TEXT:
# schedule 80 to 40



## d78coots (Mar 30, 2009)

I know this question is downright dangerous, but please bear in mind I am a simple commercial plumber. Just got a job, building is completely plastic. Now I am a cast/copper Guy because all the old schools say its manly. Point I am trying to make is, I've never used cpvc. 

Need to tie into a 4" cpvc sch80 water main, but it'll transition to a 1" cpvc sch40. Do I need a special transition fitting or is sch80 and sch40 interchangeable in regards to PVF?


----------



## Widdershins (Feb 5, 2011)

d78coots said:


> I know this question is downright dangerous, but please bear in mind I am a simple commercial plumber. Just got a job, building is completely plastic. Now I am a cast/copper Guy because all the old schools say its manly. Point I am trying to make is, I've never used cpvc.
> 
> Need to tie into a 4" cpvc sch80 water main, but it'll transition to a 1" cpvc sch40. Do I need a special transition fitting or is sch80 and sch40 interchangeable in regards to PVF?


 Somebody finally stumped me.

In my defense -- I wouldn't use cpvc for anything that might ever conceivably be put under pressure.


----------



## rocksteady (Oct 8, 2008)

I've never worked with sch. 80 cpvc. I do know that the un-chlorinated pvc has the same o.d. whether sch. 40 or 80. I'm thinking you're fine changing from 80 to 40 without any special fittings.








Paul


----------



## d78coots (Mar 30, 2009)

Widdershins said:


> Somebody finally stumped me.
> 
> In my defense -- I wouldn't use cpvc for anything that might ever conceivably be put under pressure.


I totally agree with you. But everything in this seven story is plastic. I couldn't believe it. The 4" says its rated 320 psi WP @ 73F.


----------



## d78coots (Mar 30, 2009)

d78coots said:


> I totally agree with you. But everything in this seven story is plastic. I couldn't believe it. The 4" says its rated 320 psi WP @ 73F.


If you know what I mean.


----------



## Protech (Sep 22, 2008)

No transition fitting should be needed.

Are you sure it's 1" sch 40 and not 1" CTS? If that's the case, then YES you will need a transition bushing.

RECORD EXCERPTS:

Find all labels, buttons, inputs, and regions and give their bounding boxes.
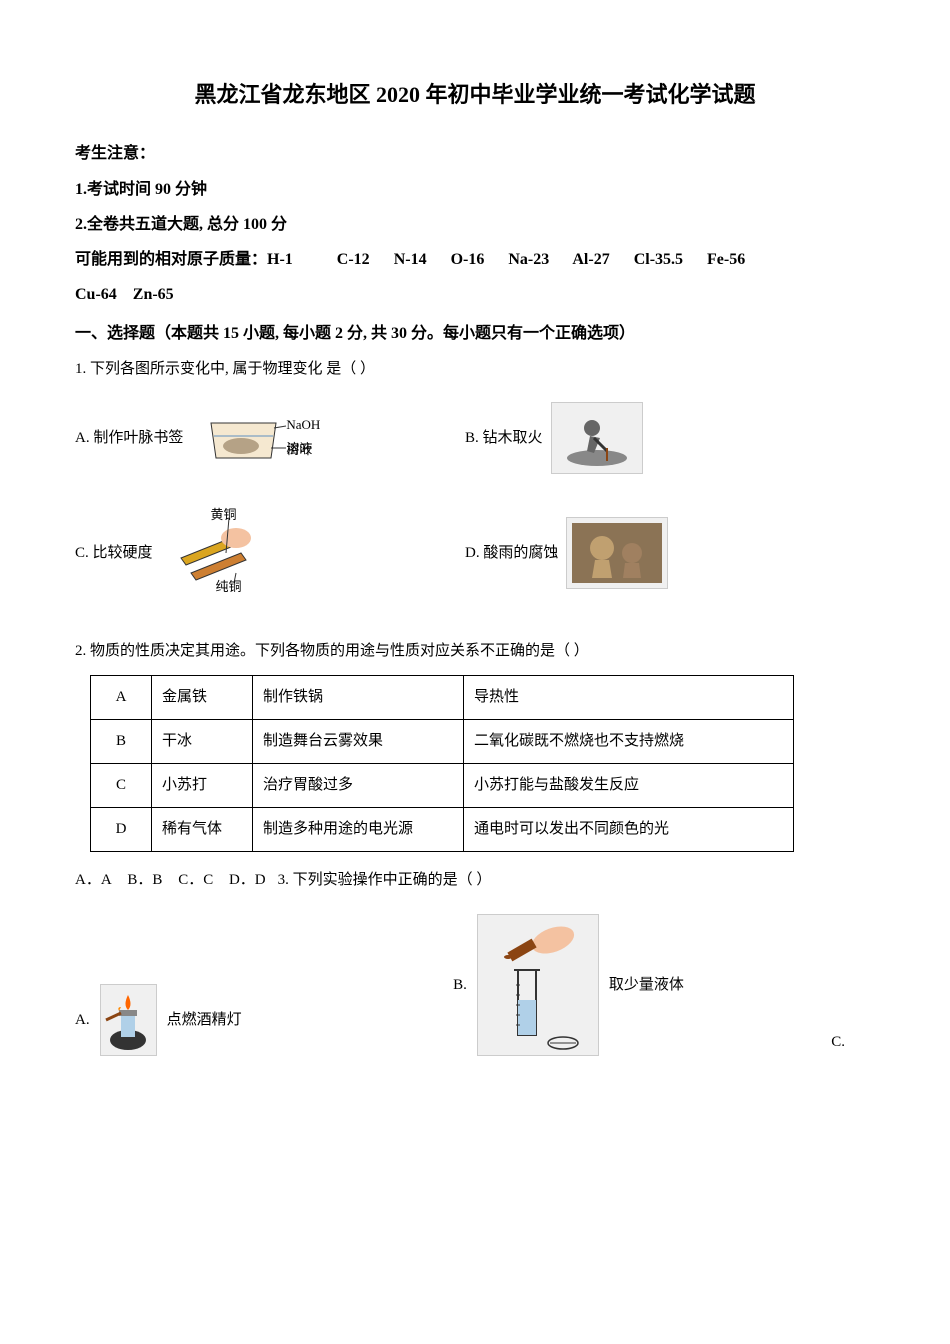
- cell-a3: 导热性: [464, 676, 794, 720]
- q1-optc-label: C. 比较硬度: [75, 540, 153, 567]
- q1-optd-label: D. 酸雨的腐蚀: [465, 540, 558, 567]
- atomic-mass-line1: 可能用到的相对原子质量：H-1 C-12 N-14 O-16 Na-23 Al-…: [75, 246, 875, 275]
- atomic-cl: Cl-35.5: [634, 251, 683, 268]
- brass-label: 黄铜: [211, 503, 237, 526]
- q1-option-a: A. 制作叶脉书签 NaOH溶液 树叶: [75, 398, 435, 478]
- atomic-al: Al-27: [572, 251, 609, 268]
- question-1: 1. 下列各图所示变化中, 属于物理变化 是（ ）: [75, 356, 875, 383]
- q1-option-c: C. 比较硬度 黄铜 纯铜: [75, 503, 435, 603]
- copper-label: 纯铜: [216, 575, 242, 598]
- q1-optc-image: 黄铜 纯铜: [161, 503, 291, 603]
- q1-optb-label: B. 钻木取火: [465, 425, 543, 452]
- cell-c2: 治疗胃酸过多: [253, 764, 464, 808]
- q3-opta-label: A.: [75, 1007, 90, 1034]
- q1-optd-image: [566, 517, 668, 589]
- cell-b2: 制造舞台云雾效果: [253, 720, 464, 764]
- atomic-c: C-12: [337, 251, 370, 268]
- q3-option-b: B. 取少量液体: [453, 914, 801, 1056]
- q2-optd: D．D: [229, 872, 266, 888]
- atomic-na: Na-23: [508, 251, 549, 268]
- cell-b1: 干冰: [152, 720, 253, 764]
- q1-options-row2: C. 比较硬度 黄铜 纯铜 D. 酸雨的腐蚀: [75, 503, 875, 613]
- leaf-label: 树叶: [286, 438, 312, 461]
- q2-q3-line: A．A B．B C．C D．D 3. 下列实验操作中正确的是（ ）: [75, 867, 875, 894]
- q3-opta-text: 点燃酒精灯: [167, 1007, 242, 1034]
- cell-c0: C: [91, 764, 152, 808]
- q3-optb-text: 取少量液体: [609, 972, 684, 999]
- notice-item-1: 1.考试时间 90 分钟: [75, 176, 875, 205]
- q1-option-d: D. 酸雨的腐蚀: [465, 517, 825, 589]
- q1-option-b: B. 钻木取火: [465, 402, 825, 474]
- q3-option-a: A. 点燃酒精灯: [75, 984, 423, 1056]
- q2-optc: C．C: [178, 872, 213, 888]
- atomic-fe: Fe-56: [707, 251, 745, 268]
- notice-header: 考生注意：: [75, 140, 875, 169]
- atomic-h: H-1: [267, 251, 293, 268]
- cell-b3: 二氧化碳既不燃烧也不支持燃烧: [464, 720, 794, 764]
- q1-opta-label: A. 制作叶脉书签: [75, 425, 183, 452]
- atomic-n: N-14: [394, 251, 427, 268]
- exam-title: 黑龙江省龙东地区 2020 年初中毕业学业统一考试化学试题: [75, 75, 875, 115]
- cell-c3: 小苏打能与盐酸发生反应: [464, 764, 794, 808]
- notice-item-2: 2.全卷共五道大题, 总分 100 分: [75, 211, 875, 240]
- q1-options-row1: A. 制作叶脉书签 NaOH溶液 树叶 B. 钻木取火: [75, 398, 875, 488]
- cell-d1: 稀有气体: [152, 808, 253, 852]
- q2-opta: A．A: [75, 872, 112, 888]
- cell-d3: 通电时可以发出不同颜色的光: [464, 808, 794, 852]
- table-row: B 干冰 制造舞台云雾效果 二氧化碳既不燃烧也不支持燃烧: [91, 720, 794, 764]
- q3-optc-label: C.: [831, 1029, 845, 1056]
- q2-optb: B．B: [127, 872, 162, 888]
- question-2: 2. 物质的性质决定其用途。下列各物质的用途与性质对应关系不正确的是（ ）: [75, 638, 875, 665]
- q1-opta-image: NaOH溶液 树叶: [191, 398, 321, 478]
- atomic-o: O-16: [451, 251, 485, 268]
- q3-option-c: C.: [831, 1029, 845, 1056]
- cell-c1: 小苏打: [152, 764, 253, 808]
- q3-optb-image: [477, 914, 599, 1056]
- q3-optb-label: B.: [453, 972, 467, 999]
- cell-b0: B: [91, 720, 152, 764]
- q3-options: A. 点燃酒精灯 B.: [75, 914, 875, 1056]
- q2-table: A 金属铁 制作铁锅 导热性 B 干冰 制造舞台云雾效果 二氧化碳既不燃烧也不支…: [90, 675, 794, 852]
- atomic-mass-line2: Cu-64 Zn-65: [75, 281, 875, 310]
- cell-d2: 制造多种用途的电光源: [253, 808, 464, 852]
- q1-optb-image: [551, 402, 643, 474]
- cell-a0: A: [91, 676, 152, 720]
- cell-a2: 制作铁锅: [253, 676, 464, 720]
- question-3: 3. 下列实验操作中正确的是（ ）: [278, 872, 492, 888]
- table-row: A 金属铁 制作铁锅 导热性: [91, 676, 794, 720]
- cell-a1: 金属铁: [152, 676, 253, 720]
- table-row: C 小苏打 治疗胃酸过多 小苏打能与盐酸发生反应: [91, 764, 794, 808]
- section-1-header: 一、选择题（本题共 15 小题, 每小题 2 分, 共 30 分。每小题只有一个…: [75, 320, 875, 349]
- atomic-prefix: 可能用到的相对原子质量：: [75, 251, 267, 268]
- table-row: D 稀有气体 制造多种用途的电光源 通电时可以发出不同颜色的光: [91, 808, 794, 852]
- q3-opta-image: [100, 984, 157, 1056]
- cell-d0: D: [91, 808, 152, 852]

SET TASK 1: Could you pull out the records from the line with "- cell-a3: 导热性: [464, 676, 794, 720]" to the line with "- question-2: 2.", including both of those lines, and reproduce them unchanged?
SET TASK 2: What comes next in the forum thread on switching from schedule 80 to schedule 40 CPVC? Write the next part, starting after its last post.

TASK RESULT 1:
- cell-a3: 导热性: [464, 676, 794, 720]
- q1-optc-label: C. 比较硬度: [75, 540, 153, 567]
- q1-optd-label: D. 酸雨的腐蚀: [465, 540, 558, 567]
- atomic-mass-line1: 可能用到的相对原子质量：H-1 C-12 N-14 O-16 Na-23 Al-…: [75, 246, 875, 275]
- atomic-cl: Cl-35.5: [634, 251, 683, 268]
- brass-label: 黄铜: [211, 503, 237, 526]
- q1-option-a: A. 制作叶脉书签 NaOH溶液 树叶: [75, 398, 435, 478]
- atomic-al: Al-27: [572, 251, 609, 268]
- question-1: 1. 下列各图所示变化中, 属于物理变化 是（ ）: [75, 356, 875, 383]
- q1-option-c: C. 比较硬度 黄铜 纯铜: [75, 503, 435, 603]
- copper-label: 纯铜: [216, 575, 242, 598]
- q1-optc-image: 黄铜 纯铜: [161, 503, 291, 603]
- q1-optb-label: B. 钻木取火: [465, 425, 543, 452]
- cell-c2: 治疗胃酸过多: [253, 764, 464, 808]
- q3-opta-label: A.: [75, 1007, 90, 1034]
- q1-optd-image: [566, 517, 668, 589]
- cell-b2: 制造舞台云雾效果: [253, 720, 464, 764]
- atomic-c: C-12: [337, 251, 370, 268]
- q3-option-b: B. 取少量液体: [453, 914, 801, 1056]
- q2-optd: D．D: [229, 872, 266, 888]
- atomic-na: Na-23: [508, 251, 549, 268]
- cell-b1: 干冰: [152, 720, 253, 764]
- q1-options-row2: C. 比较硬度 黄铜 纯铜 D. 酸雨的腐蚀: [75, 503, 875, 613]
- leaf-label: 树叶: [286, 438, 312, 461]
- q2-q3-line: A．A B．B C．C D．D 3. 下列实验操作中正确的是（ ）: [75, 867, 875, 894]
- q3-opta-text: 点燃酒精灯: [167, 1007, 242, 1034]
- cell-c0: C: [91, 764, 152, 808]
- q3-optb-text: 取少量液体: [609, 972, 684, 999]
- notice-item-1: 1.考试时间 90 分钟: [75, 176, 875, 205]
- q1-option-d: D. 酸雨的腐蚀: [465, 517, 825, 589]
- q1-option-b: B. 钻木取火: [465, 402, 825, 474]
- q3-option-a: A. 点燃酒精灯: [75, 984, 423, 1056]
- q2-optc: C．C: [178, 872, 213, 888]
- atomic-fe: Fe-56: [707, 251, 745, 268]
- notice-header: 考生注意：: [75, 140, 875, 169]
- atomic-h: H-1: [267, 251, 293, 268]
- cell-b3: 二氧化碳既不燃烧也不支持燃烧: [464, 720, 794, 764]
- q1-opta-label: A. 制作叶脉书签: [75, 425, 183, 452]
- atomic-n: N-14: [394, 251, 427, 268]
- exam-title: 黑龙江省龙东地区 2020 年初中毕业学业统一考试化学试题: [75, 75, 875, 115]
- cell-c3: 小苏打能与盐酸发生反应: [464, 764, 794, 808]
- notice-item-2: 2.全卷共五道大题, 总分 100 分: [75, 211, 875, 240]
- q1-options-row1: A. 制作叶脉书签 NaOH溶液 树叶 B. 钻木取火: [75, 398, 875, 488]
- cell-d1: 稀有气体: [152, 808, 253, 852]
- q2-opta: A．A: [75, 872, 112, 888]
- cell-d3: 通电时可以发出不同颜色的光: [464, 808, 794, 852]
- table-row: B 干冰 制造舞台云雾效果 二氧化碳既不燃烧也不支持燃烧: [91, 720, 794, 764]
- q3-optc-label: C.: [831, 1029, 845, 1056]
- q2-optb: B．B: [127, 872, 162, 888]
- question-2: 2. 物质的性质决定其用途。下列各物质的用途与性质对应关系不正确的是（ ）: [75, 638, 875, 665]

TASK RESULT 2:
d78coots said:


> I know this question is downright dangerous, but please bear in mind I am a simple commercial plumber. Just got a job, building is completely plastic. Now I am a cast/copper Guy because all the old schools say its manly. Point I am trying to make is, I've never used cpvc.
> 
> Need to tie into a 4" cpvc sch80 water main, but it'll transition to a 1" cpvc sch40. Do I need a special transition fitting or is sch80 and sch40 interchangeable in regards to PVF?


----------



## U666A (Dec 11, 2010)

Schedule changes inside diameter always, never outside diameter. Period

Sent from my iPhone using PlumbingZone


----------



## d78coots (Mar 30, 2009)

Protech said:


> No transition fitting should be needed.
> 
> Are you sure it's 1" sch 40 and not 1" CTS? If that's the case, then YES you will need a transition bushing.


Couldn't CTS be sch40? I assume all PVF will be CTS, where the OD is 1/8 bigger than ID


----------



## Widdershins (Feb 5, 2011)

U.A.til.I.die said:


> Schedule changes inside diameter always, never outside diameter. Period
> 
> Sent from my iPhone using PlumbingZone



Good call, Rain Man.


----------



## d78coots (Mar 30, 2009)

U.A.til.I.die said:


> Schedule changes inside diameter always, never outside diameter. Period
> 
> Sent from my iPhone using PlumbingZone


Did not know that. Thanks! So the answer is yes, they can be joined together, depending on whether both components are CTS or sized for steel.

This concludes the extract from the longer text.